What to work on: Copy only those lines which run from the line containing "Reverse-engineer this chart into JSON." to the end of the entries below, both inclusive, exactly as written and with no pictures.

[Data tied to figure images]
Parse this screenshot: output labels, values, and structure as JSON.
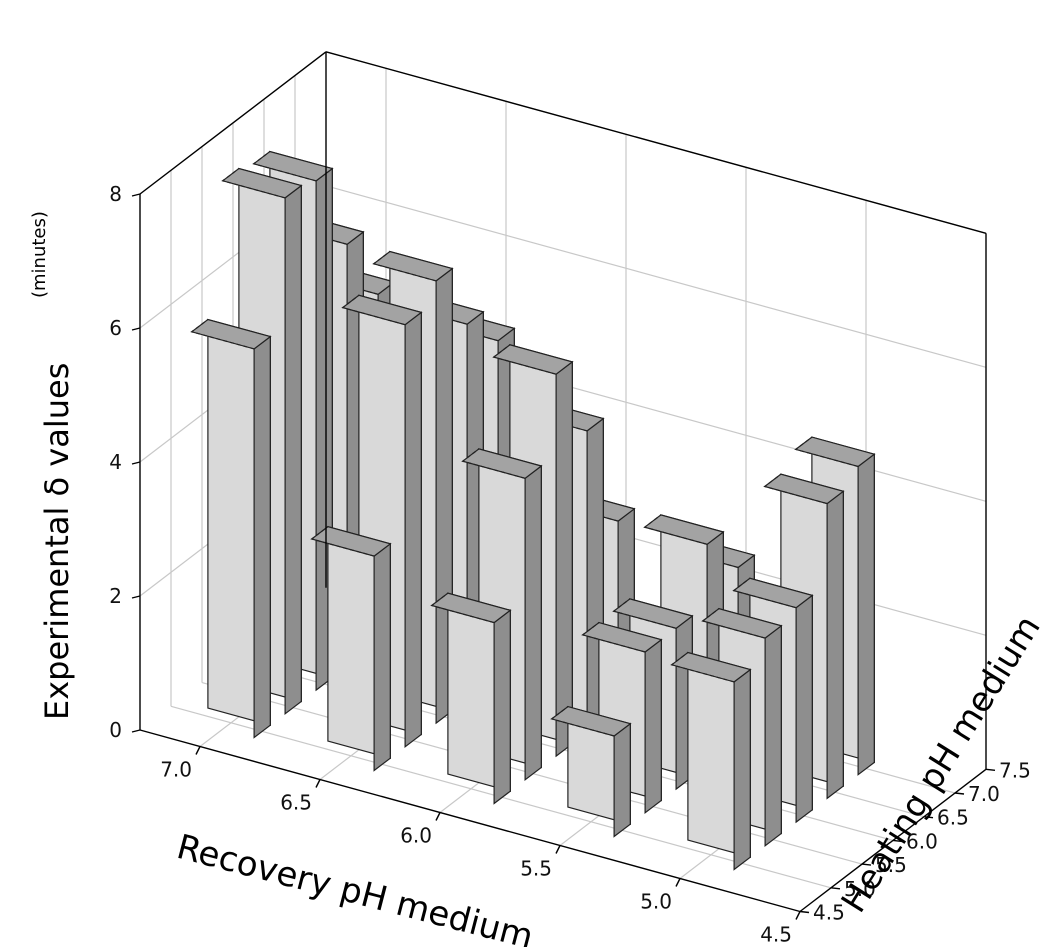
{
  "chart_data": {
    "type": "bar3d",
    "zlabel": "Experimental δ values",
    "zunit": "(minutes)",
    "xlabel": "Recovery pH medium",
    "ylabel": "Heating pH medium",
    "z_ticks": [
      "0",
      "2",
      "4",
      "6",
      "8"
    ],
    "x_ticks": [
      "7.0",
      "6.5",
      "6.0",
      "5.5",
      "5.0",
      "4.5"
    ],
    "y_ticks": [
      "4.5",
      "5.0",
      "5.5",
      "6.0",
      "6.5",
      "7.0",
      "7.5"
    ],
    "zlim": [
      0,
      8
    ],
    "recovery_pH": [
      7.0,
      6.5,
      6.0,
      5.5,
      5.0
    ],
    "heating_pH": [
      7.0,
      6.5,
      6.0,
      5.5,
      5.0
    ],
    "values": [
      [
        5.2,
        6.3,
        7.6,
        7.7,
        5.8
      ],
      [
        5.0,
        5.6,
        6.6,
        6.3,
        3.2
      ],
      [
        2.8,
        4.5,
        5.7,
        4.5,
        2.7
      ],
      [
        2.6,
        3.3,
        2.4,
        2.4,
        1.5
      ],
      [
        4.6,
        4.4,
        3.2,
        3.1,
        2.8
      ]
    ],
    "grid": true
  }
}
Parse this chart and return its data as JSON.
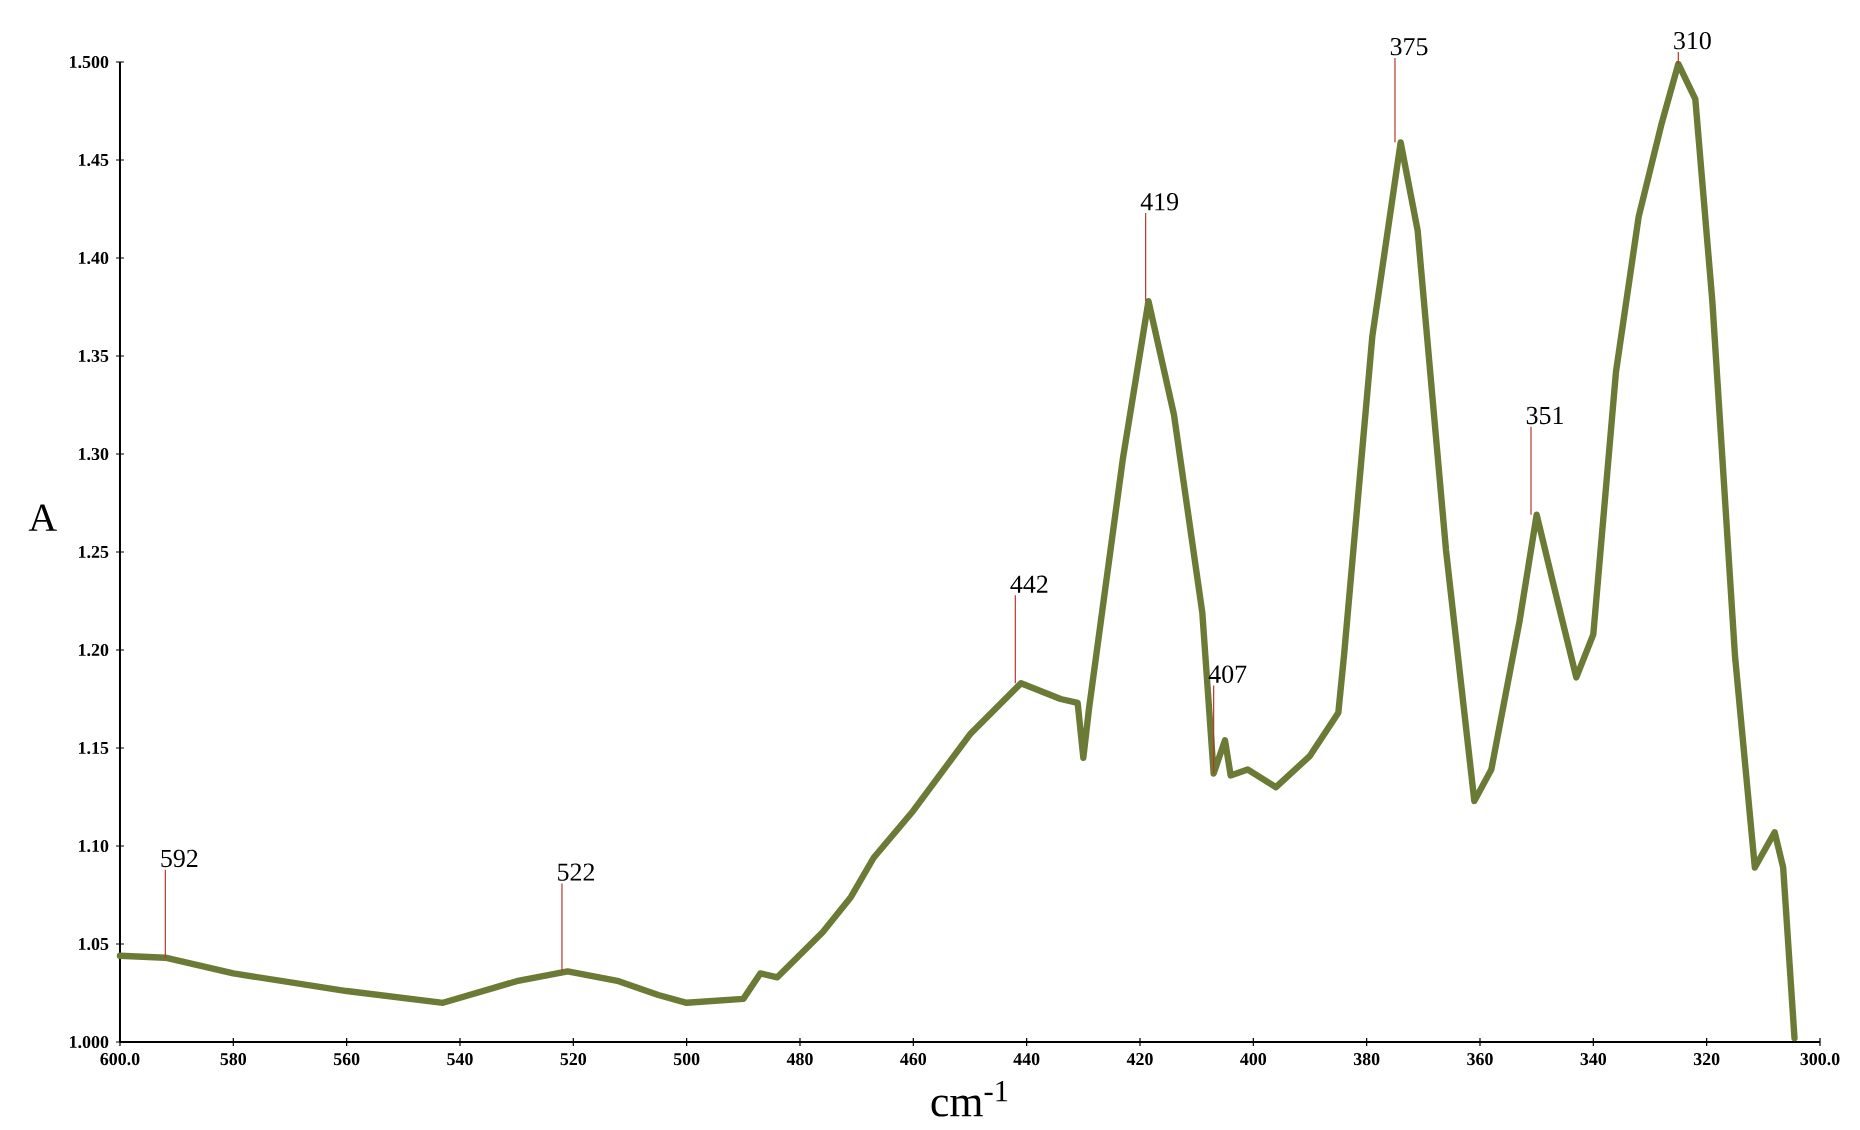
{
  "chart_data": {
    "type": "line",
    "xlabel": "cm$^{-1}$",
    "ylabel": "A",
    "xlim": [
      600,
      300
    ],
    "ylim": [
      1.0,
      1.5
    ],
    "xticks": [
      {
        "value": 600,
        "label": "600.0"
      },
      580,
      560,
      540,
      520,
      500,
      480,
      460,
      440,
      420,
      400,
      380,
      360,
      340,
      320,
      {
        "value": 300,
        "label": "300.0"
      }
    ],
    "yticks": [
      {
        "value": 1.0,
        "label": "1.000"
      },
      1.05,
      {
        "value": 1.1,
        "label": "1.10"
      },
      1.15,
      {
        "value": 1.2,
        "label": "1.20"
      },
      1.25,
      {
        "value": 1.3,
        "label": "1.30"
      },
      1.35,
      {
        "value": 1.4,
        "label": "1.40"
      },
      1.45,
      {
        "value": 1.5,
        "label": "1.500"
      }
    ],
    "marker": "none",
    "line_style": "solid",
    "series": [
      {
        "color": "#6b7a35",
        "x": [
          600,
          592,
          580,
          560,
          543,
          530,
          521,
          512,
          505,
          500,
          490,
          487,
          484,
          476,
          471,
          467,
          460,
          450,
          441,
          434,
          431,
          430,
          429,
          423,
          418.5,
          414,
          409,
          407,
          405,
          404,
          401,
          396,
          390,
          385,
          384,
          379,
          374,
          371,
          366,
          361,
          358,
          353,
          350,
          347,
          343,
          340,
          336,
          332,
          328,
          325,
          322,
          319,
          315,
          311.5,
          308,
          306.5,
          304.5
        ],
        "values": [
          1.044,
          1.043,
          1.035,
          1.026,
          1.02,
          1.031,
          1.036,
          1.031,
          1.024,
          1.02,
          1.022,
          1.035,
          1.033,
          1.056,
          1.074,
          1.094,
          1.118,
          1.157,
          1.183,
          1.175,
          1.173,
          1.145,
          1.17,
          1.298,
          1.378,
          1.32,
          1.219,
          1.137,
          1.154,
          1.136,
          1.139,
          1.13,
          1.146,
          1.168,
          1.197,
          1.36,
          1.459,
          1.414,
          1.251,
          1.123,
          1.139,
          1.215,
          1.269,
          1.233,
          1.186,
          1.208,
          1.342,
          1.421,
          1.468,
          1.499,
          1.481,
          1.378,
          1.197,
          1.089,
          1.107,
          1.089,
          1.002
        ]
      }
    ],
    "annotations": [
      {
        "text": "592",
        "x": 592,
        "y": 1.043
      },
      {
        "text": "522",
        "x": 522,
        "y": 1.036
      },
      {
        "text": "442",
        "x": 442,
        "y": 1.183
      },
      {
        "text": "419",
        "x": 419,
        "y": 1.378
      },
      {
        "text": "407",
        "x": 407,
        "y": 1.137
      },
      {
        "text": "375",
        "x": 375,
        "y": 1.459
      },
      {
        "text": "351",
        "x": 351,
        "y": 1.269
      },
      {
        "text": "310",
        "x": 325,
        "y": 1.499
      }
    ]
  }
}
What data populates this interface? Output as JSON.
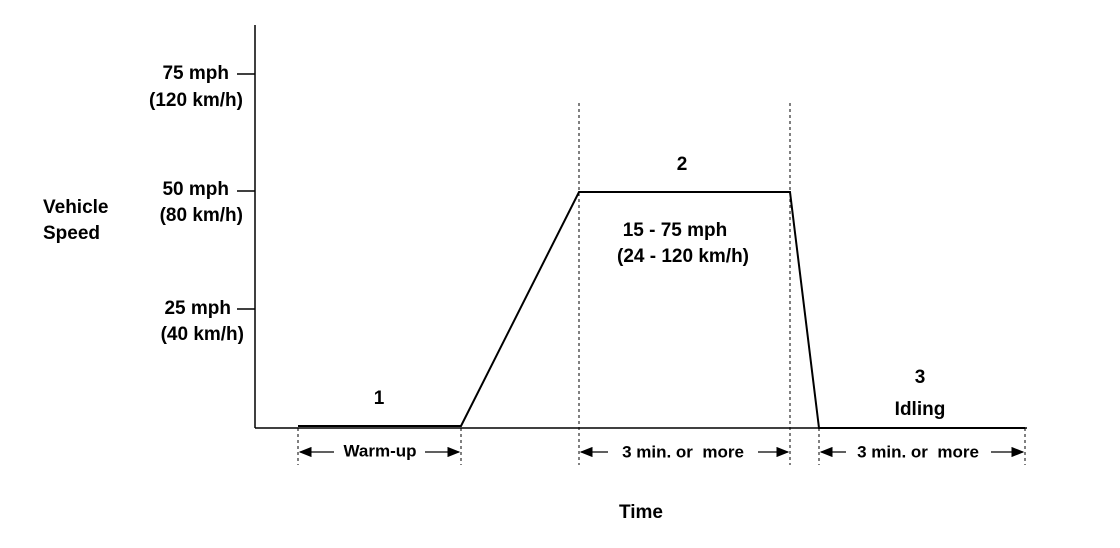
{
  "y_axis": {
    "title": [
      "Vehicle",
      "Speed"
    ],
    "ticks": [
      {
        "speed": "75 mph",
        "metric": "(120 km/h)"
      },
      {
        "speed": "50 mph",
        "metric": "(80 km/h)"
      },
      {
        "speed": "25 mph",
        "metric": "(40 km/h)"
      }
    ]
  },
  "x_axis": {
    "title": "Time"
  },
  "phases": [
    {
      "number": "1",
      "duration": "Warm-up"
    },
    {
      "number": "2",
      "range": [
        "15 - 75 mph",
        "(24 - 120 km/h)"
      ],
      "duration": "3 min. or  more"
    },
    {
      "number": "3",
      "label": "Idling",
      "duration": "3 min. or  more"
    }
  ]
}
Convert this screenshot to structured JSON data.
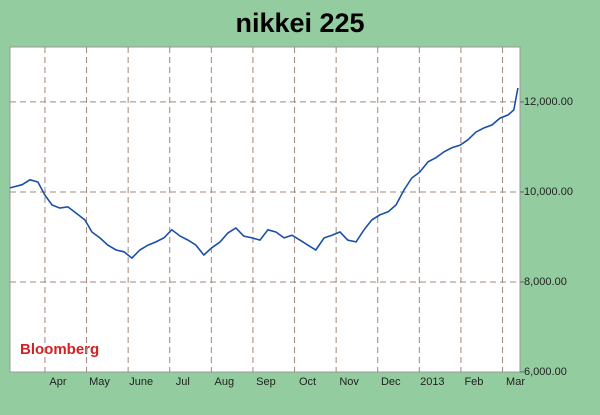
{
  "chart_data": {
    "type": "line",
    "title": "nikkei 225",
    "annotation": "Bloomberg",
    "x": [
      3.16,
      3.45,
      3.64,
      3.83,
      4.0,
      4.17,
      4.36,
      4.55,
      4.75,
      4.96,
      5.13,
      5.32,
      5.51,
      5.71,
      5.9,
      6.09,
      6.28,
      6.48,
      6.67,
      6.86,
      7.05,
      7.25,
      7.44,
      7.63,
      7.82,
      8.01,
      8.21,
      8.4,
      8.59,
      8.78,
      8.98,
      9.17,
      9.36,
      9.55,
      9.75,
      9.94,
      10.13,
      10.32,
      10.51,
      10.71,
      10.9,
      11.09,
      11.28,
      11.48,
      11.67,
      11.86,
      12.05,
      12.25,
      12.44,
      12.63,
      12.82,
      13.01,
      13.21,
      13.4,
      13.59,
      13.78,
      13.98,
      14.17,
      14.36,
      14.55,
      14.75,
      14.94,
      15.13,
      15.27,
      15.37
    ],
    "series": [
      {
        "name": "Nikkei 225",
        "color": "#1a4fa8",
        "values": [
          10090,
          10160,
          10270,
          10220,
          9930,
          9710,
          9640,
          9670,
          9530,
          9380,
          9110,
          8980,
          8820,
          8710,
          8670,
          8530,
          8710,
          8820,
          8890,
          8980,
          9160,
          9020,
          8930,
          8820,
          8600,
          8760,
          8890,
          9090,
          9200,
          9020,
          8980,
          8930,
          9160,
          9110,
          8980,
          9040,
          8930,
          8820,
          8710,
          8980,
          9040,
          9110,
          8930,
          8890,
          9160,
          9380,
          9490,
          9560,
          9710,
          10040,
          10310,
          10440,
          10670,
          10760,
          10890,
          10980,
          11040,
          11160,
          11330,
          11420,
          11490,
          11640,
          11710,
          11820,
          12310
        ]
      }
    ],
    "xlim": [
      3.16,
      15.42
    ],
    "xticks": [
      {
        "value": 4,
        "label": "Apr"
      },
      {
        "value": 5,
        "label": "May"
      },
      {
        "value": 6,
        "label": "June"
      },
      {
        "value": 7,
        "label": "Jul"
      },
      {
        "value": 8,
        "label": "Aug"
      },
      {
        "value": 9,
        "label": "Sep"
      },
      {
        "value": 10,
        "label": "Oct"
      },
      {
        "value": 11,
        "label": "Nov"
      },
      {
        "value": 12,
        "label": "Dec"
      },
      {
        "value": 13,
        "label": "2013"
      },
      {
        "value": 14,
        "label": "Feb"
      },
      {
        "value": 15,
        "label": "Mar"
      }
    ],
    "ylim": [
      6000,
      13220
    ],
    "yticks": [
      {
        "value": 6000,
        "label": "6,000.00"
      },
      {
        "value": 8000,
        "label": "8,000.00"
      },
      {
        "value": 10000,
        "label": "10,000.00"
      },
      {
        "value": 12000,
        "label": "12,000.00"
      }
    ],
    "grid": true
  }
}
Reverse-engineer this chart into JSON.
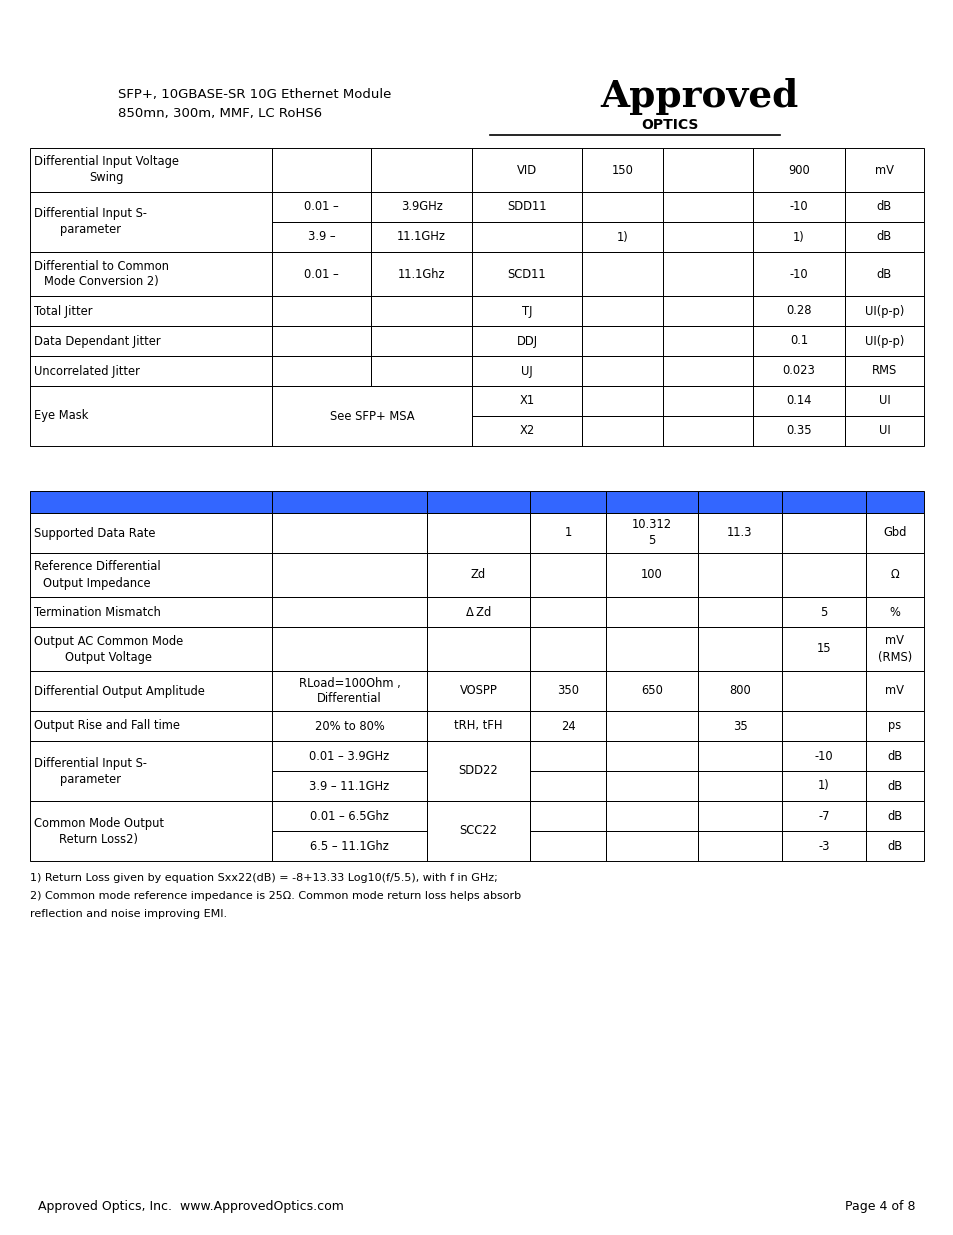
{
  "page_bg": "#ffffff",
  "header_text1": "SFP+, 10GBASE-SR 10G Ethernet Module",
  "header_text2": "850mn, 300m, MMF, LC RoHS6",
  "footer_left": "Approved Optics, Inc.  www.ApprovedOptics.com",
  "footer_right": "Page 4 of 8",
  "table2_header_color": "#3366ff",
  "border_color": "#000000",
  "footnotes": [
    "1) Return Loss given by equation Sxx22(dB) = -8+13.33 Log10(f/5.5), with f in GHz;",
    "2) Common mode reference impedance is 25Ω. Common mode return loss helps absorb",
    "reflection and noise improving EMI."
  ]
}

Answer to the problem:
Reverse-engineer this chart into JSON.
{
  "page_bg": "#ffffff",
  "header_text1": "SFP+, 10GBASE-SR 10G Ethernet Module",
  "header_text2": "850mn, 300m, MMF, LC RoHS6",
  "footer_left": "Approved Optics, Inc.  www.ApprovedOptics.com",
  "footer_right": "Page 4 of 8",
  "table2_header_color": "#3366ff",
  "border_color": "#000000",
  "footnotes": [
    "1) Return Loss given by equation Sxx22(dB) = -8+13.33 Log10(f/5.5), with f in GHz;",
    "2) Common mode reference impedance is 25Ω. Common mode return loss helps absorb",
    "reflection and noise improving EMI."
  ]
}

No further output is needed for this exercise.